→ Exercise prompt:
In the entries below, identify every line with the string "From" and copy it.

:: Data provided ::

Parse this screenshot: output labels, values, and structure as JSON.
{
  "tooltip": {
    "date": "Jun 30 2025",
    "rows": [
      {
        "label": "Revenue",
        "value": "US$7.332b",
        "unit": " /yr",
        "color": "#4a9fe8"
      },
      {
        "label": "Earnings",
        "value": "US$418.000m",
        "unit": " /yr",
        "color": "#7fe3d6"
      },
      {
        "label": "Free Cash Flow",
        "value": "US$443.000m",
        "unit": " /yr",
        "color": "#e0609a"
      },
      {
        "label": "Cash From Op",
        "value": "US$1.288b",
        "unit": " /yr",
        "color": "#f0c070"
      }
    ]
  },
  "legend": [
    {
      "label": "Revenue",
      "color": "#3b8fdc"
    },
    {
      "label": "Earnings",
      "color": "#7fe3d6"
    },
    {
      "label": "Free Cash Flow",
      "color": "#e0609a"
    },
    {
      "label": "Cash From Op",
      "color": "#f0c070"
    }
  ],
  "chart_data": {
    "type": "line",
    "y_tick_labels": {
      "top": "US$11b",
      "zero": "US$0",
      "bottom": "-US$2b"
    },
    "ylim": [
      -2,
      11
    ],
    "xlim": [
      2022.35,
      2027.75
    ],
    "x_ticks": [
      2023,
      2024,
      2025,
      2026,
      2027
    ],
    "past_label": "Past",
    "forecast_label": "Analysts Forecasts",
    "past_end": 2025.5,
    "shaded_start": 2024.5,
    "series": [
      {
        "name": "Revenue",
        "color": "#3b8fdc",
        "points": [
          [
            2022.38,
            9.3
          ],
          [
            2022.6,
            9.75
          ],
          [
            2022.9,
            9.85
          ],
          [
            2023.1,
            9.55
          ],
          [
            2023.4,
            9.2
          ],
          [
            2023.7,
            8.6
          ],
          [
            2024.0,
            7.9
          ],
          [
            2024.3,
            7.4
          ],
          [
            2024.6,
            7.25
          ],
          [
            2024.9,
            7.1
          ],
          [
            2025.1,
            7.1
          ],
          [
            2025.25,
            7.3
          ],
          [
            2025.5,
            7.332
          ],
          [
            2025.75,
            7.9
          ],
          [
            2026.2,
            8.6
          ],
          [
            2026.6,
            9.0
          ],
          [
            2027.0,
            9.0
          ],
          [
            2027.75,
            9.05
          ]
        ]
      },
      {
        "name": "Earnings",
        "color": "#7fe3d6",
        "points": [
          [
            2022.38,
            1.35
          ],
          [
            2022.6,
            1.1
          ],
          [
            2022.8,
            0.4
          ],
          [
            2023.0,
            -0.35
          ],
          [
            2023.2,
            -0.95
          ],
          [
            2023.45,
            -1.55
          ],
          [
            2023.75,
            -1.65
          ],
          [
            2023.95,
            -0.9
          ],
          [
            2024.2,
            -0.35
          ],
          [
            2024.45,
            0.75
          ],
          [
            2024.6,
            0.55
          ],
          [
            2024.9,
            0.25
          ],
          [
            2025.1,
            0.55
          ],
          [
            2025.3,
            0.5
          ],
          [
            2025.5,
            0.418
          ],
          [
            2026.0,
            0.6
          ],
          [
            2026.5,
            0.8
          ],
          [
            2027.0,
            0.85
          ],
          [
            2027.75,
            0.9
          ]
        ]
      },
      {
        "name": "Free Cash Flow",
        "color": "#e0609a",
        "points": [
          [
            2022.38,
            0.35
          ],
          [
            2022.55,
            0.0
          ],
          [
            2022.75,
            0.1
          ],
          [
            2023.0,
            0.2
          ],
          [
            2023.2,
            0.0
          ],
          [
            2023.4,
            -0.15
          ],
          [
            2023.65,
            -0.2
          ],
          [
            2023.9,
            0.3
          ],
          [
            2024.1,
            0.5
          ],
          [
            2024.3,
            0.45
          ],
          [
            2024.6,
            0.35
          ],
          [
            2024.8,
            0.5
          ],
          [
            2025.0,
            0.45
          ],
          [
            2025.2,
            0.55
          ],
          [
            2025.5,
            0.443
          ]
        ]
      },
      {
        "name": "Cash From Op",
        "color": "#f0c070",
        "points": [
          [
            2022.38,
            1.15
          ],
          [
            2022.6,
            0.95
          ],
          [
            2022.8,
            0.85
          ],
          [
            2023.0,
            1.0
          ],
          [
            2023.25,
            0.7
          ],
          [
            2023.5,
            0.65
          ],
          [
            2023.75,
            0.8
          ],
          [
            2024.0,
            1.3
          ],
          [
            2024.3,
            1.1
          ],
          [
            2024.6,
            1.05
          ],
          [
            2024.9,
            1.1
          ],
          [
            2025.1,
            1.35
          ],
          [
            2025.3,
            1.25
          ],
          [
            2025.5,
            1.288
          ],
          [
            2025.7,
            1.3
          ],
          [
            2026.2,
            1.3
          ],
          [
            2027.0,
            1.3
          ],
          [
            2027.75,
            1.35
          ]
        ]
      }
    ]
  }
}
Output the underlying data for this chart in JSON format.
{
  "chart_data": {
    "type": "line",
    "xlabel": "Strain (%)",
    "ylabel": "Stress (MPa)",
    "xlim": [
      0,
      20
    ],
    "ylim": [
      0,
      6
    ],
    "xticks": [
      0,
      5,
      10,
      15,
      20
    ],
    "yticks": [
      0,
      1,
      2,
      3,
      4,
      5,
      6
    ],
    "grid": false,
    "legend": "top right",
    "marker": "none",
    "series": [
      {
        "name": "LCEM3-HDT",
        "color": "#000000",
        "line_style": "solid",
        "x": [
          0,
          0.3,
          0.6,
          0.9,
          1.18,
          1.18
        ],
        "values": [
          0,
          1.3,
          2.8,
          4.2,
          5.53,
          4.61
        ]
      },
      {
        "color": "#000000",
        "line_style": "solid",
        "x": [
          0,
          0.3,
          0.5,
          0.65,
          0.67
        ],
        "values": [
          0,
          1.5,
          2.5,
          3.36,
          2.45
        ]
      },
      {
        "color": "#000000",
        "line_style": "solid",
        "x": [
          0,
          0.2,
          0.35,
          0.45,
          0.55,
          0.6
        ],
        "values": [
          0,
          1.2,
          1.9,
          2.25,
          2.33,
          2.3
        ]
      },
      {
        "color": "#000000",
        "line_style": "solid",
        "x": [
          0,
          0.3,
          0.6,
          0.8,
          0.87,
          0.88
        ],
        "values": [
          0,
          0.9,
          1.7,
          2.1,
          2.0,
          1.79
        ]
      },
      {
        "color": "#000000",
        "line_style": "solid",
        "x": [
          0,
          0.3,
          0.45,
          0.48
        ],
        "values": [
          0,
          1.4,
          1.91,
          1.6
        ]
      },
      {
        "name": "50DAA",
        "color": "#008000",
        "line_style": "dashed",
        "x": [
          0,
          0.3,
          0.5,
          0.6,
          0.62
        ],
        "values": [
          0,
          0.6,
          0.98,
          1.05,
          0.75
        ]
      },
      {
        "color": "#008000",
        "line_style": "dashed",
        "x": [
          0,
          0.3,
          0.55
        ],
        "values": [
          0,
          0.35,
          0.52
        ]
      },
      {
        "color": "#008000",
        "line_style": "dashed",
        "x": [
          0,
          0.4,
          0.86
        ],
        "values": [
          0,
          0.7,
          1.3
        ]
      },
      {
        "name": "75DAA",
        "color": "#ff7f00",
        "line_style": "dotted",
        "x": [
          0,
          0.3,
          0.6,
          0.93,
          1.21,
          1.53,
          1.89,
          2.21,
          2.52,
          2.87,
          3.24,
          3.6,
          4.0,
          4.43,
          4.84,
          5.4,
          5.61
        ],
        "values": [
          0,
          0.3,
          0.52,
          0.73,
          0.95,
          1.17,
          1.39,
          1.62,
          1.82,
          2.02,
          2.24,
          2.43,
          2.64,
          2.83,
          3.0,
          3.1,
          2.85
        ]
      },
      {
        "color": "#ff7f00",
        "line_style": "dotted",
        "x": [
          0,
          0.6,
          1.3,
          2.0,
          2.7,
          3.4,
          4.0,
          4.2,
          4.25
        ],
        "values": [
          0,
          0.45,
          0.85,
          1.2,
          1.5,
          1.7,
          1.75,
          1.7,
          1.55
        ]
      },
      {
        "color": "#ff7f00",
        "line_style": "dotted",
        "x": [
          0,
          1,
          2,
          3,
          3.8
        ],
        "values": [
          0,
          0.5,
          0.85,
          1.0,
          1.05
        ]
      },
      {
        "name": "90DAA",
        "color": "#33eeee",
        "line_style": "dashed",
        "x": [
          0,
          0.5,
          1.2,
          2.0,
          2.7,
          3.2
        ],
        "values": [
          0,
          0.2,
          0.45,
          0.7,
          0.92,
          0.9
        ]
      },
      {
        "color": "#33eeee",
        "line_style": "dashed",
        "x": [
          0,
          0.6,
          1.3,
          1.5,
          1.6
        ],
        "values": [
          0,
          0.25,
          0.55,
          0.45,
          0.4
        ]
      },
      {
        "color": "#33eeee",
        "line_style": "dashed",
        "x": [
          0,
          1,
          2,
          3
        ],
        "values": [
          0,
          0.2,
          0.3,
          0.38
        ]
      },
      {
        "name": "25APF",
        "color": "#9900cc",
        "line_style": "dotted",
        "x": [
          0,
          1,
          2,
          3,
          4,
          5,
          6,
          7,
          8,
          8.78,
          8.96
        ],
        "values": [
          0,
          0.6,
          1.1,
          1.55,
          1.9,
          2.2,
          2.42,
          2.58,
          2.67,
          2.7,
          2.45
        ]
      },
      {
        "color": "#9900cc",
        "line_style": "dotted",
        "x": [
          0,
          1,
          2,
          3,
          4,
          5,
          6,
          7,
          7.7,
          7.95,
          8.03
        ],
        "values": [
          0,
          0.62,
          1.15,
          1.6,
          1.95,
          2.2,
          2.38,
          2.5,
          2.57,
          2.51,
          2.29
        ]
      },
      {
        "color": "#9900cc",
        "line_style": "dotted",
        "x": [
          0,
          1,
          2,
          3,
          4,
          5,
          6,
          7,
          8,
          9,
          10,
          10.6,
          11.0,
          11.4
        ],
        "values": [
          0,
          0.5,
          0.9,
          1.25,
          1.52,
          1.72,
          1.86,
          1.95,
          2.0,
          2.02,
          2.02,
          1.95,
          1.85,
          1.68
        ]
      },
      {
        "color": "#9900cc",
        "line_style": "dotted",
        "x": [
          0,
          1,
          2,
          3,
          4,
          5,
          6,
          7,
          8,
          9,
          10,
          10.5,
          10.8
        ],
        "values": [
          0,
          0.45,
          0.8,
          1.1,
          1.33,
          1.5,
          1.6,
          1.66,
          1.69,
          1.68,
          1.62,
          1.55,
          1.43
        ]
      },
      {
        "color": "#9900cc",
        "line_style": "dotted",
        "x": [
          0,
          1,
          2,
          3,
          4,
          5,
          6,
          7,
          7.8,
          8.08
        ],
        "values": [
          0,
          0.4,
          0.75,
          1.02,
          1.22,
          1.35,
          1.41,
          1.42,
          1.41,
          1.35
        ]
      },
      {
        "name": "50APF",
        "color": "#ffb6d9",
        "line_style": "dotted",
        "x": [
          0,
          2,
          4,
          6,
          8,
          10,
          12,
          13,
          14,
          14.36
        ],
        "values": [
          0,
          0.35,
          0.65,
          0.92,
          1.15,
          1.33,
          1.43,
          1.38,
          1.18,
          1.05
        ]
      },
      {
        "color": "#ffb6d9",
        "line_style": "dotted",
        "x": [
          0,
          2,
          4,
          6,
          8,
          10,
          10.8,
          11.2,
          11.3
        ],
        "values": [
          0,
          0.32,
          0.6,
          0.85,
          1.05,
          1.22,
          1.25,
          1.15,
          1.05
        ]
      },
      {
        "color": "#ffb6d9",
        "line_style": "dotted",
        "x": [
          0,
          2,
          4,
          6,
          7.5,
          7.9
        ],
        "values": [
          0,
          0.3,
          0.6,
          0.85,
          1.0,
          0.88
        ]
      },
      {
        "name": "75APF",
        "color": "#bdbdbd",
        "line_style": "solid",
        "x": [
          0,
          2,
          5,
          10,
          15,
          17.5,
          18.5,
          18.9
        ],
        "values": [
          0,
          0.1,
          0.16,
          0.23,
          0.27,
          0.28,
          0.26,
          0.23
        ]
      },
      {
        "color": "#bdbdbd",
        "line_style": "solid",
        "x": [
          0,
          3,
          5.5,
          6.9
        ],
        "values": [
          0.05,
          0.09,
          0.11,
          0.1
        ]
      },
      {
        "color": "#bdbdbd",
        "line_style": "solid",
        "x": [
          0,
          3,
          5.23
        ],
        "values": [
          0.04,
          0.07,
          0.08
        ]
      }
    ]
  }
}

:::

→ Task answer:
        "label": "Cash From Op",
      "label": "Cash From Op",
        "name": "Cash From Op",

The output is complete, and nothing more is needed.